◆ **OBJECTIVE**
Below is a listing to write out in full, exactly as given, without its pictures.

◆ **Stored data**
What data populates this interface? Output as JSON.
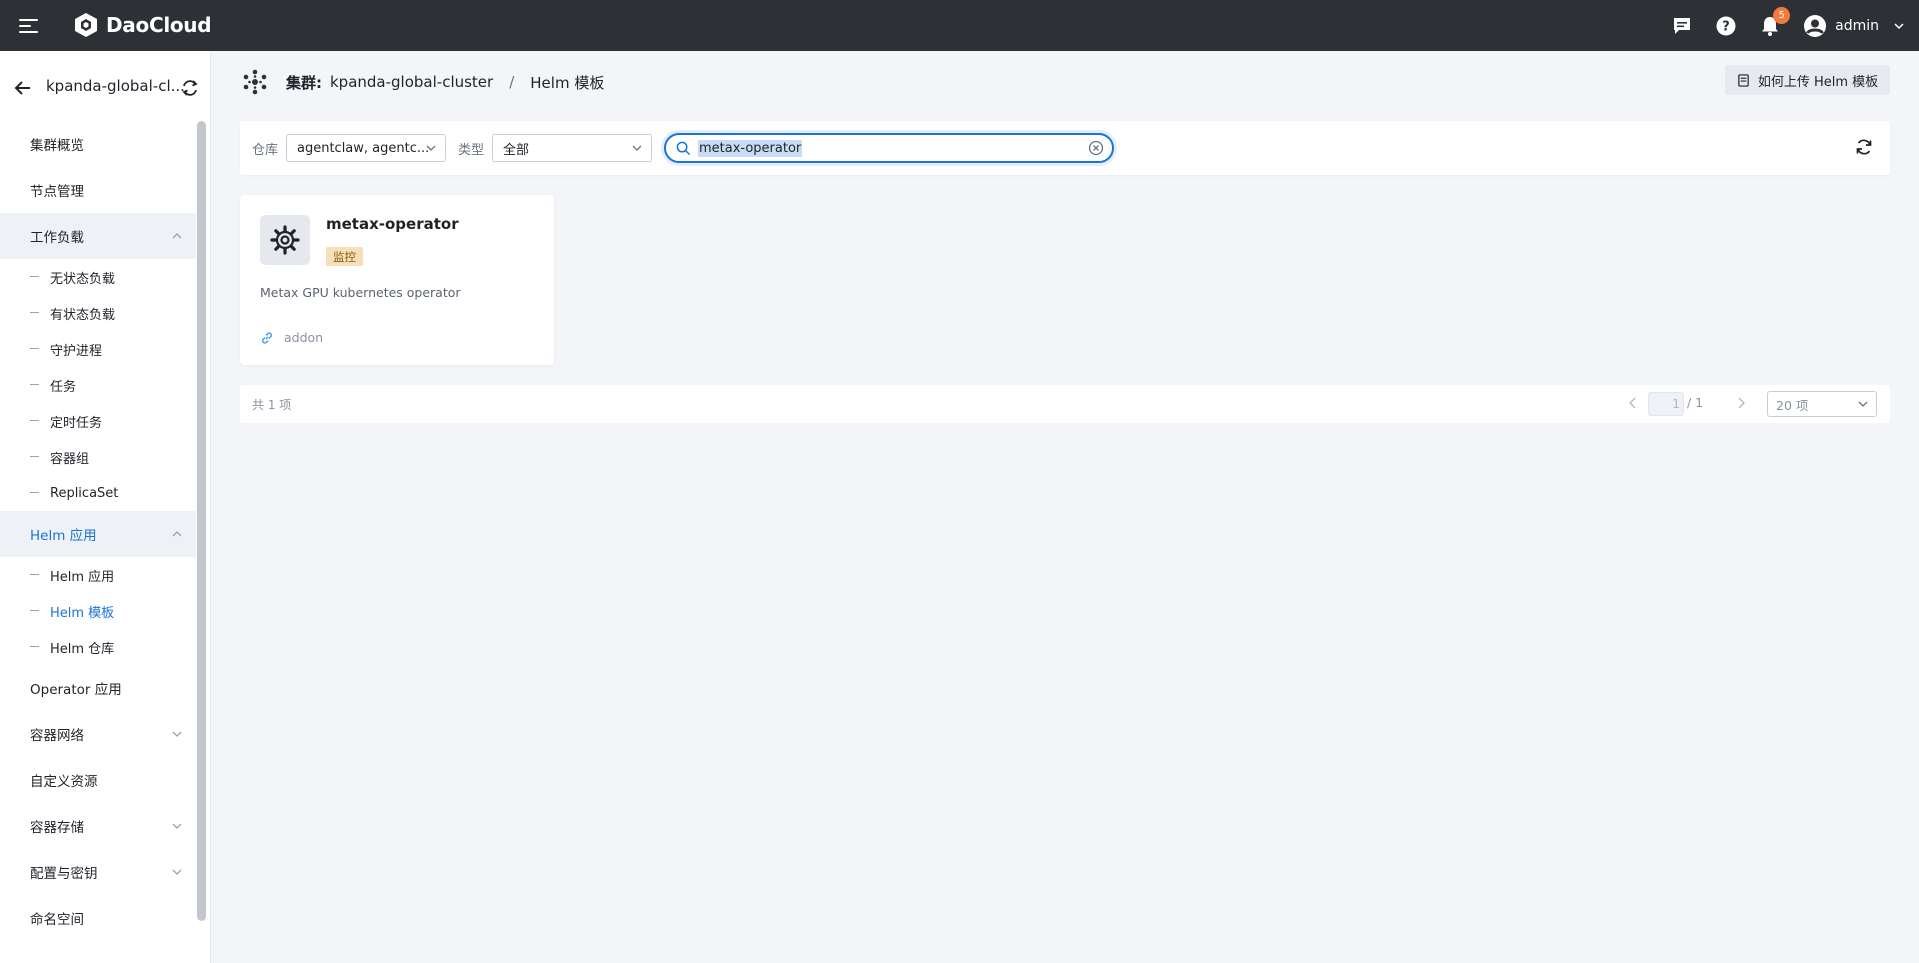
{
  "topbar": {
    "brand": "DaoCloud",
    "notification_count": "5",
    "user": "admin",
    "icons": [
      "menu-icon",
      "chat-icon",
      "help-icon",
      "bell-icon",
      "user-avatar-icon",
      "chevron-down-icon"
    ]
  },
  "sidebar": {
    "cluster_name": "kpanda-global-cl...",
    "items": [
      {
        "label": "集群概览"
      },
      {
        "label": "节点管理"
      },
      {
        "label": "工作负载",
        "sub": [
          {
            "label": "无状态负载"
          },
          {
            "label": "有状态负载"
          },
          {
            "label": "守护进程"
          },
          {
            "label": "任务"
          },
          {
            "label": "定时任务"
          },
          {
            "label": "容器组"
          },
          {
            "label": "ReplicaSet"
          }
        ]
      },
      {
        "label": "Helm 应用",
        "sub": [
          {
            "label": "Helm 应用"
          },
          {
            "label": "Helm 模板",
            "active": true
          },
          {
            "label": "Helm 仓库"
          }
        ]
      },
      {
        "label": "Operator 应用"
      },
      {
        "label": "容器网络"
      },
      {
        "label": "自定义资源"
      },
      {
        "label": "容器存储"
      },
      {
        "label": "配置与密钥"
      },
      {
        "label": "命名空间"
      }
    ]
  },
  "header": {
    "label": "集群:",
    "cluster": "kpanda-global-cluster",
    "separator": "/",
    "page": "Helm 模板",
    "how_to_upload": "如何上传 Helm 模板"
  },
  "filters": {
    "repo_label": "仓库",
    "repo_value": "agentclaw, agentc...",
    "type_label": "类型",
    "type_value": "全部",
    "search_value": "metax-operator"
  },
  "cards": [
    {
      "title": "metax-operator",
      "tag": "监控",
      "description": "Metax GPU kubernetes operator",
      "repo": "addon"
    }
  ],
  "pagination": {
    "total": "共 1 项",
    "current_page": "1",
    "page_of": "/ 1",
    "page_size": "20 项"
  },
  "colors": {
    "topbar": "#2d3035",
    "accent": "#1a73d9",
    "tag_bg": "#f6dfb9",
    "badge": "#f5783d"
  }
}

◆ **RESPONSE FOR THIS EXERCISE**
What data populates this interface? Output as JSON.
{
  "topbar": {
    "brand": "DaoCloud",
    "notification_count": "5",
    "user": "admin",
    "icons": [
      "menu-icon",
      "chat-icon",
      "help-icon",
      "bell-icon",
      "user-avatar-icon",
      "chevron-down-icon"
    ]
  },
  "sidebar": {
    "cluster_name": "kpanda-global-cl...",
    "items": [
      {
        "label": "集群概览"
      },
      {
        "label": "节点管理"
      },
      {
        "label": "工作负载",
        "sub": [
          {
            "label": "无状态负载"
          },
          {
            "label": "有状态负载"
          },
          {
            "label": "守护进程"
          },
          {
            "label": "任务"
          },
          {
            "label": "定时任务"
          },
          {
            "label": "容器组"
          },
          {
            "label": "ReplicaSet"
          }
        ]
      },
      {
        "label": "Helm 应用",
        "sub": [
          {
            "label": "Helm 应用"
          },
          {
            "label": "Helm 模板",
            "active": true
          },
          {
            "label": "Helm 仓库"
          }
        ]
      },
      {
        "label": "Operator 应用"
      },
      {
        "label": "容器网络"
      },
      {
        "label": "自定义资源"
      },
      {
        "label": "容器存储"
      },
      {
        "label": "配置与密钥"
      },
      {
        "label": "命名空间"
      }
    ]
  },
  "header": {
    "label": "集群:",
    "cluster": "kpanda-global-cluster",
    "separator": "/",
    "page": "Helm 模板",
    "how_to_upload": "如何上传 Helm 模板"
  },
  "filters": {
    "repo_label": "仓库",
    "repo_value": "agentclaw, agentc...",
    "type_label": "类型",
    "type_value": "全部",
    "search_value": "metax-operator"
  },
  "cards": [
    {
      "title": "metax-operator",
      "tag": "监控",
      "description": "Metax GPU kubernetes operator",
      "repo": "addon"
    }
  ],
  "pagination": {
    "total": "共 1 项",
    "current_page": "1",
    "page_of": "/ 1",
    "page_size": "20 项"
  },
  "colors": {
    "topbar": "#2d3035",
    "accent": "#1a73d9",
    "tag_bg": "#f6dfb9",
    "badge": "#f5783d"
  }
}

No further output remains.